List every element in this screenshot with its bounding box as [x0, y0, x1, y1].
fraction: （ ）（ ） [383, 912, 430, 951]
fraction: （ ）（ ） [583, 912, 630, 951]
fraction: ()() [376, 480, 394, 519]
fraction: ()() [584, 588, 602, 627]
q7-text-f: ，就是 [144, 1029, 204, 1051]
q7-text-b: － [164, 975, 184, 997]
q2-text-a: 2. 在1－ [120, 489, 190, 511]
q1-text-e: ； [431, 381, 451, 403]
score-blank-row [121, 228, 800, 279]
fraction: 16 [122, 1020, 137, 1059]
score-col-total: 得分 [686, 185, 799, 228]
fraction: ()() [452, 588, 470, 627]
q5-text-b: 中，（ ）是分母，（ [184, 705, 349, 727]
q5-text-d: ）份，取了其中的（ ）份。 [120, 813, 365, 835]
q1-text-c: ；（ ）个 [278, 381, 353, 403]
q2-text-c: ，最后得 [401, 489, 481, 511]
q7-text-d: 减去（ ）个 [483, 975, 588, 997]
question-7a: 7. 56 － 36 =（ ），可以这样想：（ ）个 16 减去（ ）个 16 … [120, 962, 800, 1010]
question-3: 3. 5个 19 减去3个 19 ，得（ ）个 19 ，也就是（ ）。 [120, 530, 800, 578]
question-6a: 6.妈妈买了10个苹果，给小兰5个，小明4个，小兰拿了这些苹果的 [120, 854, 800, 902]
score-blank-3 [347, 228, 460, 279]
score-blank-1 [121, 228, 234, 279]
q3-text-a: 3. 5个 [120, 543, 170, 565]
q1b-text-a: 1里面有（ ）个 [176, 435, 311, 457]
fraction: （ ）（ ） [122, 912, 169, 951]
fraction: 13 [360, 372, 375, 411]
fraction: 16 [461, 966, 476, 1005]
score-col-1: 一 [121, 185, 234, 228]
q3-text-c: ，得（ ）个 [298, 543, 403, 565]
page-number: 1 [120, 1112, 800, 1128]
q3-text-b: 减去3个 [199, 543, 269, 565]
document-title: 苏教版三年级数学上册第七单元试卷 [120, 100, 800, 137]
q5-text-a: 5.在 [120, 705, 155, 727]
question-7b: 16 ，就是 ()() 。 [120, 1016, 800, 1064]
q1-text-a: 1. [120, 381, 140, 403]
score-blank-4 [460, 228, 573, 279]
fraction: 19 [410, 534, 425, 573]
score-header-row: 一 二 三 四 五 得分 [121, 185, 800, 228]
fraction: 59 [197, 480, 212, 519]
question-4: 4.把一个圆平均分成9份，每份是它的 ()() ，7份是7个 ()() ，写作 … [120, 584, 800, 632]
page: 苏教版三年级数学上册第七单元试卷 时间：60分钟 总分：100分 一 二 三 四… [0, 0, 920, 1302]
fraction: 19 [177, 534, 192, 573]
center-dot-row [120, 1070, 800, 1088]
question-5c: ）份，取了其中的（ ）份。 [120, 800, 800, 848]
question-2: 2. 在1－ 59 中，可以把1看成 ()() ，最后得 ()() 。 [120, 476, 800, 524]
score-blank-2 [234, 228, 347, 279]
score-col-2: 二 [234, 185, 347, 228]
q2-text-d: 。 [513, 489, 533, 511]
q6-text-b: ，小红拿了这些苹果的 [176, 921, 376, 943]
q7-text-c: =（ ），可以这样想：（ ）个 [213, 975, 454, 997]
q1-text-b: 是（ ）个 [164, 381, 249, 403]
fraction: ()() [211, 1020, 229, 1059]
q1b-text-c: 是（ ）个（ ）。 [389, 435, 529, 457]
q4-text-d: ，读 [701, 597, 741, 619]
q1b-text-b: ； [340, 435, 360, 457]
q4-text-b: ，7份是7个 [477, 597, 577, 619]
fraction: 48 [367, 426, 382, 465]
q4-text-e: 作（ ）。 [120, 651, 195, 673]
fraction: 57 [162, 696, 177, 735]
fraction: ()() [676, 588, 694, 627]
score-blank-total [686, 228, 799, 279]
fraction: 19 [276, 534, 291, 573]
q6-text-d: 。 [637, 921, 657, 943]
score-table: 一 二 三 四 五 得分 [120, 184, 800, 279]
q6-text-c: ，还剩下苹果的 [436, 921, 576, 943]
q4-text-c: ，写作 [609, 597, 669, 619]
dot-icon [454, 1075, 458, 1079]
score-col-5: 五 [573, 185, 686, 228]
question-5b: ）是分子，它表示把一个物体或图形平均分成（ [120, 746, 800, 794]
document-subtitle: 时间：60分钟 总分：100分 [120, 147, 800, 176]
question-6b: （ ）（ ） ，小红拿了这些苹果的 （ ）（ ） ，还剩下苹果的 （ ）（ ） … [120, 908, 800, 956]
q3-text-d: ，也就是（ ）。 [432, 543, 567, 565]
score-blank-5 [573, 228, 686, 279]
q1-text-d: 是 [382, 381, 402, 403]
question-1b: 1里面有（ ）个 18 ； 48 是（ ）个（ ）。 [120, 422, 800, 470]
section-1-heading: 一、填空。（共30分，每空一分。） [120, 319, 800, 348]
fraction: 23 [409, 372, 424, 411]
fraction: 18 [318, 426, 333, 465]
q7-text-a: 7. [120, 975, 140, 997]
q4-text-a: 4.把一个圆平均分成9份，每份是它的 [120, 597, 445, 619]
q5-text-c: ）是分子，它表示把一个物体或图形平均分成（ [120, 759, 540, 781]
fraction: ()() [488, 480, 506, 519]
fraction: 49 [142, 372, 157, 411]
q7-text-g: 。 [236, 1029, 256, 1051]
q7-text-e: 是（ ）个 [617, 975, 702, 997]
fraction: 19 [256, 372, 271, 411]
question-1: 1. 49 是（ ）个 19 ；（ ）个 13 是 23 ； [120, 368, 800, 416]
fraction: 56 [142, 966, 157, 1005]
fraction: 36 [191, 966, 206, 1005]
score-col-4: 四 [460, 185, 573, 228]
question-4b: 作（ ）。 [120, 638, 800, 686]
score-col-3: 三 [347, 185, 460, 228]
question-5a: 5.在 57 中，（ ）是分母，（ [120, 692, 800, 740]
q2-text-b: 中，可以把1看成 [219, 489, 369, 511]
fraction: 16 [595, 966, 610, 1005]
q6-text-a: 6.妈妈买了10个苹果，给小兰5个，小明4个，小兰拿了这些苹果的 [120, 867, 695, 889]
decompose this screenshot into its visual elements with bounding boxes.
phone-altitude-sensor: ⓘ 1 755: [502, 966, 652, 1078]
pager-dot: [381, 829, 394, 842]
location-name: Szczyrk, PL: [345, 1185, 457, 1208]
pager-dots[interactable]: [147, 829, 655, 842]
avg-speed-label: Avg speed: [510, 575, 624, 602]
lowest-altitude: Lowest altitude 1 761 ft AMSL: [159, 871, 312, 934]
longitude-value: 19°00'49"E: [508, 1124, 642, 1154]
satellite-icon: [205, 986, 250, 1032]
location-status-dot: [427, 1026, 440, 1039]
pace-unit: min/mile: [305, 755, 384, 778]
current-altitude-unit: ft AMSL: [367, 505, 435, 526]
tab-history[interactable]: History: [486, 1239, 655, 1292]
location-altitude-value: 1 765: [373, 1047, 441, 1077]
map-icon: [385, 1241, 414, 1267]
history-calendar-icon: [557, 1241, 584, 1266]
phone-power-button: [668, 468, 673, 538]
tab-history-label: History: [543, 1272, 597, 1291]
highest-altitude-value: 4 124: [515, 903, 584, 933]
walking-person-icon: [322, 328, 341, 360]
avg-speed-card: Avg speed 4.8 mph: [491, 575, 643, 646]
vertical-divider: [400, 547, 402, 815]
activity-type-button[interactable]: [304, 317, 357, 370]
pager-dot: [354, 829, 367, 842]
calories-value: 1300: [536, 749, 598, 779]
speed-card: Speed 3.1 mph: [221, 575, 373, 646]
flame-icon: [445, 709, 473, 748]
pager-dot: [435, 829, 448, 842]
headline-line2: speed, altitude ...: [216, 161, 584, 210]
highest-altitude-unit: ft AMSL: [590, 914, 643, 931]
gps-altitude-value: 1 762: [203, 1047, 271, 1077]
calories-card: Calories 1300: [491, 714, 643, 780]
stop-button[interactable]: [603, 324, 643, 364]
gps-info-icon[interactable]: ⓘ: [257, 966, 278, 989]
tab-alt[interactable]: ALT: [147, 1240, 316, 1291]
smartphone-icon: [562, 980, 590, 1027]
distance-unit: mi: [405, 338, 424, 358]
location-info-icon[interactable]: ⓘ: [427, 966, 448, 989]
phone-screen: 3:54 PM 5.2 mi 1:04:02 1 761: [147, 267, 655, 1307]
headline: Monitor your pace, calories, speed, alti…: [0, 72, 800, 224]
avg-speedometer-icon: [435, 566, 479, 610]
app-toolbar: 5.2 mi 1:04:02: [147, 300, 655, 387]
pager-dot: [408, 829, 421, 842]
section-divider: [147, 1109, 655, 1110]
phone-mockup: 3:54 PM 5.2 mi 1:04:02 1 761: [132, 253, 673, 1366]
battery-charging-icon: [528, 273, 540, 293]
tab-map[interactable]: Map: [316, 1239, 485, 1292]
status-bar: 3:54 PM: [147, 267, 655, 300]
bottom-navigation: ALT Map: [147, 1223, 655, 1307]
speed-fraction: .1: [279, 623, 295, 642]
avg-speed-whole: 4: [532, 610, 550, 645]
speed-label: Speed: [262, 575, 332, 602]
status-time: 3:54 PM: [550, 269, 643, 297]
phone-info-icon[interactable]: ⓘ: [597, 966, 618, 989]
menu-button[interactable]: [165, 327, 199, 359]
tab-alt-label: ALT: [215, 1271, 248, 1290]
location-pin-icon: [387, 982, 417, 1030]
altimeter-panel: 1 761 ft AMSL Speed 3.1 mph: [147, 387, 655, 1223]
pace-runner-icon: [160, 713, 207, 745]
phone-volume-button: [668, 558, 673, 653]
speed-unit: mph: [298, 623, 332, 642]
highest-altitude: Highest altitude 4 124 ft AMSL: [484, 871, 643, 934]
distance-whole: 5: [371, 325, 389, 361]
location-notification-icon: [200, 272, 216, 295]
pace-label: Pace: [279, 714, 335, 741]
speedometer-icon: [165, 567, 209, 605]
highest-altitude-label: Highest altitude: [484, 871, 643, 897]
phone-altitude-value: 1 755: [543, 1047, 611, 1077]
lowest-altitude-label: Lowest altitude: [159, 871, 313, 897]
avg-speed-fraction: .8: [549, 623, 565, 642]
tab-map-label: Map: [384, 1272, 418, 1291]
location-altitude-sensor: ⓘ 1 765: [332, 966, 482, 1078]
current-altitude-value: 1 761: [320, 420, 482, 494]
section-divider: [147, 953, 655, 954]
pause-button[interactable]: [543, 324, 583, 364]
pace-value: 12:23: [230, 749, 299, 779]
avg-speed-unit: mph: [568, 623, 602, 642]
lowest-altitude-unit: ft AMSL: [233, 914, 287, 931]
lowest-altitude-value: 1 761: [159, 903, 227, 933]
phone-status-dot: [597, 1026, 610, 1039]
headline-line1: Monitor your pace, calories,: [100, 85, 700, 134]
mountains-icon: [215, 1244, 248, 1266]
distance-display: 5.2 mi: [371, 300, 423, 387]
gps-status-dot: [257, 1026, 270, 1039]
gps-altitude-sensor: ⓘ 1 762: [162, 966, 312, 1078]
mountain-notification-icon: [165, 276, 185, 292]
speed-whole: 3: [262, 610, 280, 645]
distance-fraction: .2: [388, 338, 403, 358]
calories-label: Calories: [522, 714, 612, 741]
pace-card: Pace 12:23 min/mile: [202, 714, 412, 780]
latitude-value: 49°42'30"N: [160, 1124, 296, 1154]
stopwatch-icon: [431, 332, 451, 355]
________
Arrange the data from its first line up to and including the line that contains "q5-text-d: ）份，取了其中的（ ）份。 [120, 813, 365, 835]" as a Markdown table with two columns, Item and Text. Number each line in the Item column, and leave out any blank lines.

| Item | Text |
|---|---|
| 1 | List every element in this screenshot with its bounding box as [x0, y0, x1, y1]. |
| 2 | fraction: （ ）（ ） [383, 912, 430, 951] |
| 3 | fraction: （ ）（ ） [583, 912, 630, 951] |
| 4 | fraction: ()() [376, 480, 394, 519] |
| 5 | fraction: ()() [584, 588, 602, 627] |
| 6 | q7-text-f: ，就是 [144, 1029, 204, 1051] |
| 7 | q7-text-b: － [164, 975, 184, 997] |
| 8 | q2-text-a: 2. 在1－ [120, 489, 190, 511] |
| 9 | q1-text-e: ； [431, 381, 451, 403] |
| 10 | score-blank-row [121, 228, 800, 279] |
| 11 | fraction: 16 [122, 1020, 137, 1059] |
| 12 | score-col-total: 得分 [686, 185, 799, 228] |
| 13 | fraction: ()() [452, 588, 470, 627] |
| 14 | q5-text-b: 中，（ ）是分母，（ [184, 705, 349, 727] |
| 15 | q5-text-d: ）份，取了其中的（ ）份。 [120, 813, 365, 835] |